_Your goal_:
Repeat every entry word for word, skipping the pictures.

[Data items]
* * * * * * * * *
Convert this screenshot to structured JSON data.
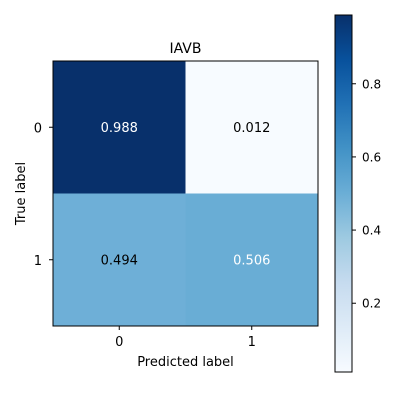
{
  "chart_data": {
    "type": "heatmap",
    "title": "IAVB",
    "xlabel": "Predicted label",
    "ylabel": "True label",
    "x_categories": [
      "0",
      "1"
    ],
    "y_categories": [
      "0",
      "1"
    ],
    "values": [
      [
        0.988,
        0.012
      ],
      [
        0.494,
        0.506
      ]
    ],
    "value_labels": [
      [
        "0.988",
        "0.012"
      ],
      [
        "0.494",
        "0.506"
      ]
    ],
    "colormap": "Blues",
    "colorbar": {
      "range": [
        0.012,
        0.988
      ],
      "ticks": [
        0.2,
        0.4,
        0.6,
        0.8
      ],
      "tick_labels": [
        "0.2",
        "0.4",
        "0.6",
        "0.8"
      ]
    },
    "grid": false
  }
}
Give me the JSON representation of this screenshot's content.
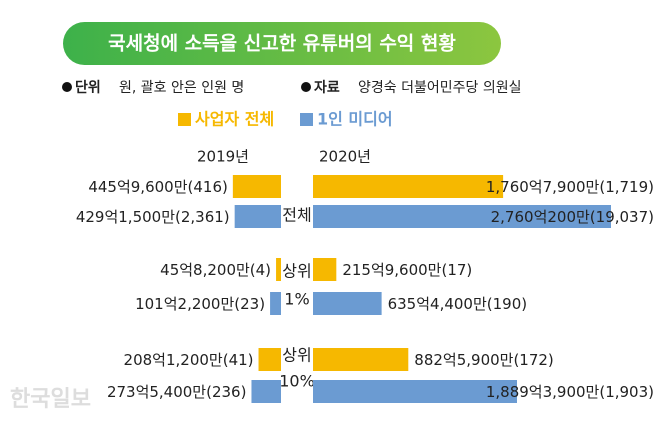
{
  "chart_data": {
    "type": "butterfly",
    "title": "국세청에 소득을 신고한 유튜버의 수익 현황",
    "notes": [
      {
        "label": "단위",
        "text": "원, 괄호 안은 인원 명"
      },
      {
        "label": "자료",
        "text": "양경숙 더불어민주당 의원실"
      }
    ],
    "years": [
      "2019년",
      "2020년"
    ],
    "categories": [
      [
        "전체"
      ],
      [
        "상위",
        "1%"
      ],
      [
        "상위",
        "10%"
      ]
    ],
    "series": [
      {
        "name": "사업자 전체",
        "color": "#f6b800",
        "left": {
          "values": [
            445.96,
            45.82,
            208.12
          ],
          "value_labels": [
            "445억9,600만(416)",
            "45억8,200만(4)",
            "208억1,200만(41)"
          ]
        },
        "right": {
          "values": [
            1760.79,
            215.96,
            882.59
          ],
          "value_labels": [
            "1,760억7,900만(1,719)",
            "215억9,600만(17)",
            "882억5,900만(172)"
          ]
        }
      },
      {
        "name": "1인 미디어",
        "color": "#6b9bd2",
        "left": {
          "values": [
            429.15,
            101.22,
            273.54
          ],
          "value_labels": [
            "429억1,500만(2,361)",
            "101억2,200만(23)",
            "273억5,400만(236)"
          ]
        },
        "right": {
          "values": [
            2760.02,
            635.44,
            1889.39
          ],
          "value_labels": [
            "2,760억200만(19,037)",
            "635억4,400만(190)",
            "1,889억3,900만(1,903)"
          ]
        }
      }
    ],
    "watermark": "한국일보"
  }
}
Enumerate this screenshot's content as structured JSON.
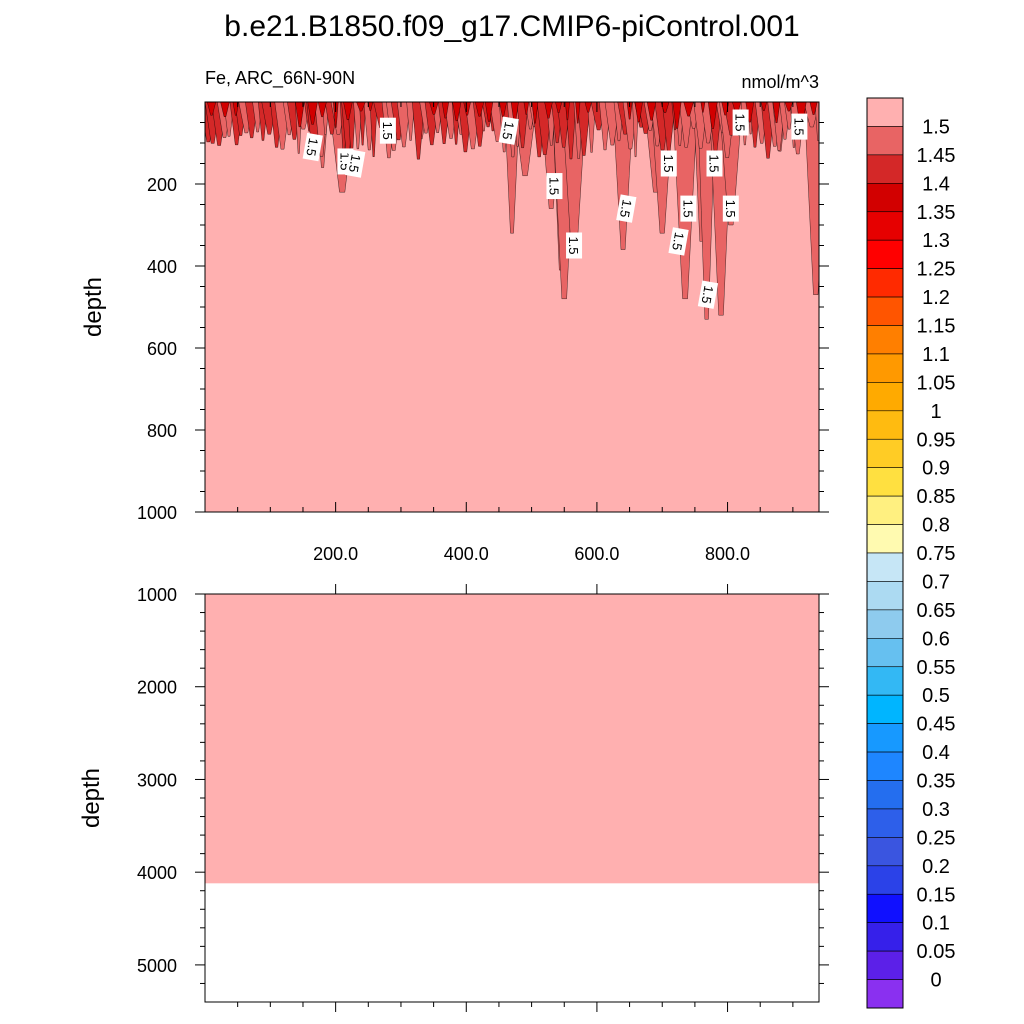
{
  "chart_data": {
    "type": "heatmap",
    "title": "b.e21.B1850.f09_g17.CMIP6-piControl.001",
    "variable": "Fe, ARC_66N-90N",
    "units": "nmol/m^3",
    "fill_color": "#ffb0b0",
    "colorbar": {
      "levels": [
        "1.5",
        "1.45",
        "1.4",
        "1.35",
        "1.3",
        "1.25",
        "1.2",
        "1.15",
        "1.1",
        "1.05",
        "1",
        "0.95",
        "0.9",
        "0.85",
        "0.8",
        "0.75",
        "0.7",
        "0.65",
        "0.6",
        "0.55",
        "0.5",
        "0.45",
        "0.4",
        "0.35",
        "0.3",
        "0.25",
        "0.2",
        "0.15",
        "0.1",
        "0.05",
        "0"
      ],
      "colors": [
        "#ffb0b0",
        "#e86464",
        "#d42828",
        "#d20000",
        "#e60000",
        "#ff0000",
        "#ff2a00",
        "#ff5500",
        "#ff7f00",
        "#ff9900",
        "#ffaa00",
        "#ffbb10",
        "#ffcc25",
        "#ffe040",
        "#fff080",
        "#fffab0",
        "#c6e6f6",
        "#acdaf2",
        "#8ecbee",
        "#66c0f0",
        "#33b8f4",
        "#00b5ff",
        "#1799ff",
        "#1e86ff",
        "#246eef",
        "#2d5fea",
        "#3a55e0",
        "#2b42e8",
        "#1010ff",
        "#3620ea",
        "#5c20e8",
        "#8a30f0"
      ]
    },
    "panels": [
      {
        "name": "upper",
        "ylabel": "depth",
        "xlim": [
          0,
          940
        ],
        "ylim": [
          0,
          1000
        ],
        "xticks": [
          "200.0",
          "400.0",
          "600.0",
          "800.0"
        ],
        "yticks": [
          "200",
          "400",
          "600",
          "800",
          "1000"
        ],
        "contour_labels": [
          "1.5",
          "1.5",
          "1.5",
          "1.5",
          "1.5",
          "1.5",
          "1.5",
          "1.5",
          "1.5",
          "1.5",
          "1.5",
          "1.5",
          "1.5",
          "1.5",
          "1.5",
          "1.5"
        ]
      },
      {
        "name": "lower",
        "ylabel": "depth",
        "xlim": [
          0,
          940
        ],
        "ylim": [
          1000,
          5400
        ],
        "yticks": [
          "1000",
          "2000",
          "3000",
          "4000",
          "5000"
        ],
        "data_floor_depth": 4120
      }
    ]
  }
}
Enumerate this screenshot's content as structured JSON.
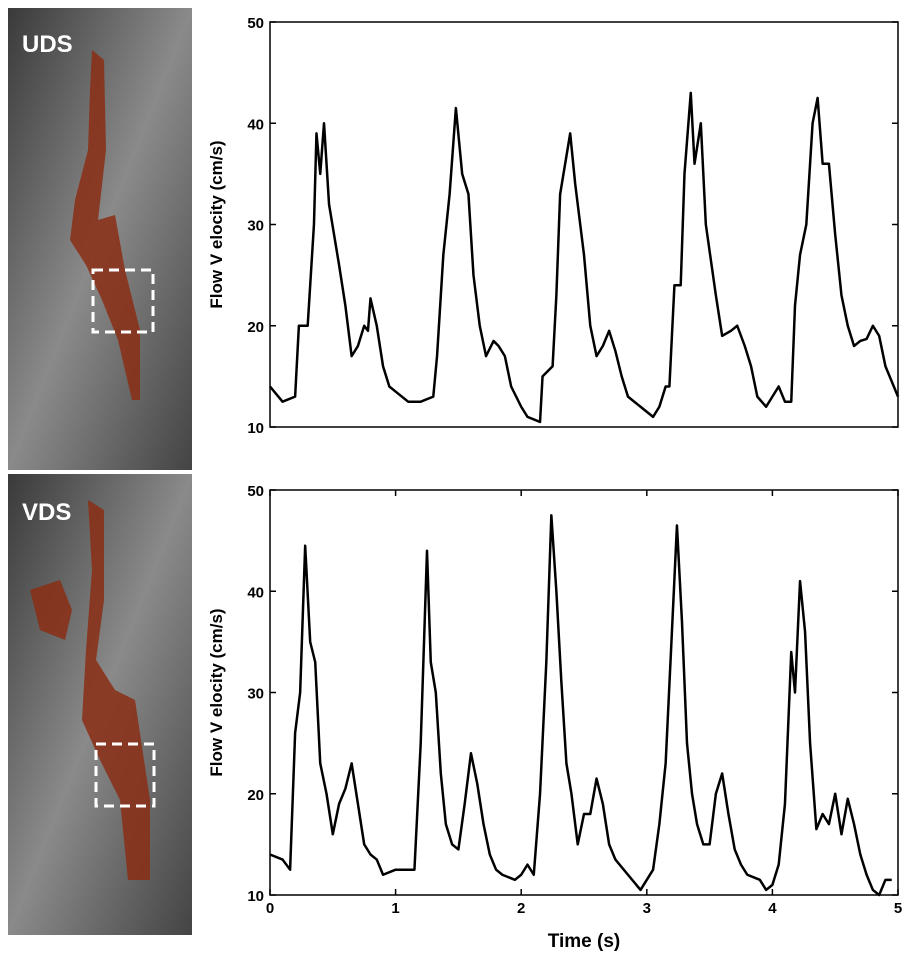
* * * * * * * * *
_Result for this exercise_:
Convert this screenshot to structured JSON data.
{
  "chart_data": {
    "type": "heatmap",
    "title": "IAVB",
    "xlabel": "Predicted label",
    "ylabel": "True label",
    "x_categories": [
      "0",
      "1"
    ],
    "y_categories": [
      "0",
      "1"
    ],
    "values": [
      [
        0.988,
        0.012
      ],
      [
        0.494,
        0.506
      ]
    ],
    "value_labels": [
      [
        "0.988",
        "0.012"
      ],
      [
        "0.494",
        "0.506"
      ]
    ],
    "colormap": "Blues",
    "colorbar": {
      "range": [
        0.012,
        0.988
      ],
      "ticks": [
        0.2,
        0.4,
        0.6,
        0.8
      ],
      "tick_labels": [
        "0.2",
        "0.4",
        "0.6",
        "0.8"
      ]
    },
    "grid": false
  }
}
Give me the JSON representation of this screenshot's content.
{
  "chart_data": {
    "type": "butterfly",
    "title": "국세청에 소득을 신고한 유튜버의 수익 현황",
    "notes": [
      {
        "label": "단위",
        "text": "원, 괄호 안은 인원 명"
      },
      {
        "label": "자료",
        "text": "양경숙 더불어민주당 의원실"
      }
    ],
    "years": [
      "2019년",
      "2020년"
    ],
    "categories": [
      [
        "전체"
      ],
      [
        "상위",
        "1%"
      ],
      [
        "상위",
        "10%"
      ]
    ],
    "series": [
      {
        "name": "사업자 전체",
        "color": "#f6b800",
        "left": {
          "values": [
            445.96,
            45.82,
            208.12
          ],
          "value_labels": [
            "445억9,600만(416)",
            "45억8,200만(4)",
            "208억1,200만(41)"
          ]
        },
        "right": {
          "values": [
            1760.79,
            215.96,
            882.59
          ],
          "value_labels": [
            "1,760억7,900만(1,719)",
            "215억9,600만(17)",
            "882억5,900만(172)"
          ]
        }
      },
      {
        "name": "1인 미디어",
        "color": "#6b9bd2",
        "left": {
          "values": [
            429.15,
            101.22,
            273.54
          ],
          "value_labels": [
            "429억1,500만(2,361)",
            "101억2,200만(23)",
            "273억5,400만(236)"
          ]
        },
        "right": {
          "values": [
            2760.02,
            635.44,
            1889.39
          ],
          "value_labels": [
            "2,760억200만(19,037)",
            "635억4,400만(190)",
            "1,889억3,900만(1,903)"
          ]
        }
      }
    ],
    "watermark": "한국일보"
  }
}
Enumerate this screenshot's content as structured JSON.
{
  "chart_data": {
    "type": "heatmap",
    "title": "b.e21.B1850.f09_g17.CMIP6-piControl.001",
    "variable": "Fe, ARC_66N-90N",
    "units": "nmol/m^3",
    "fill_color": "#ffb0b0",
    "colorbar": {
      "levels": [
        "1.5",
        "1.45",
        "1.4",
        "1.35",
        "1.3",
        "1.25",
        "1.2",
        "1.15",
        "1.1",
        "1.05",
        "1",
        "0.95",
        "0.9",
        "0.85",
        "0.8",
        "0.75",
        "0.7",
        "0.65",
        "0.6",
        "0.55",
        "0.5",
        "0.45",
        "0.4",
        "0.35",
        "0.3",
        "0.25",
        "0.2",
        "0.15",
        "0.1",
        "0.05",
        "0"
      ],
      "colors": [
        "#ffb0b0",
        "#e86464",
        "#d42828",
        "#d20000",
        "#e60000",
        "#ff0000",
        "#ff2a00",
        "#ff5500",
        "#ff7f00",
        "#ff9900",
        "#ffaa00",
        "#ffbb10",
        "#ffcc25",
        "#ffe040",
        "#fff080",
        "#fffab0",
        "#c6e6f6",
        "#acdaf2",
        "#8ecbee",
        "#66c0f0",
        "#33b8f4",
        "#00b5ff",
        "#1799ff",
        "#1e86ff",
        "#246eef",
        "#2d5fea",
        "#3a55e0",
        "#2b42e8",
        "#1010ff",
        "#3620ea",
        "#5c20e8",
        "#8a30f0"
      ]
    },
    "panels": [
      {
        "name": "upper",
        "ylabel": "depth",
        "xlim": [
          0,
          940
        ],
        "ylim": [
          0,
          1000
        ],
        "xticks": [
          "200.0",
          "400.0",
          "600.0",
          "800.0"
        ],
        "yticks": [
          "200",
          "400",
          "600",
          "800",
          "1000"
        ],
        "contour_labels": [
          "1.5",
          "1.5",
          "1.5",
          "1.5",
          "1.5",
          "1.5",
          "1.5",
          "1.5",
          "1.5",
          "1.5",
          "1.5",
          "1.5",
          "1.5",
          "1.5",
          "1.5",
          "1.5"
        ]
      },
      {
        "name": "lower",
        "ylabel": "depth",
        "xlim": [
          0,
          940
        ],
        "ylim": [
          1000,
          5400
        ],
        "yticks": [
          "1000",
          "2000",
          "3000",
          "4000",
          "5000"
        ],
        "data_floor_depth": 4120
      }
    ]
  }
}
Enumerate this screenshot's content as structured JSON.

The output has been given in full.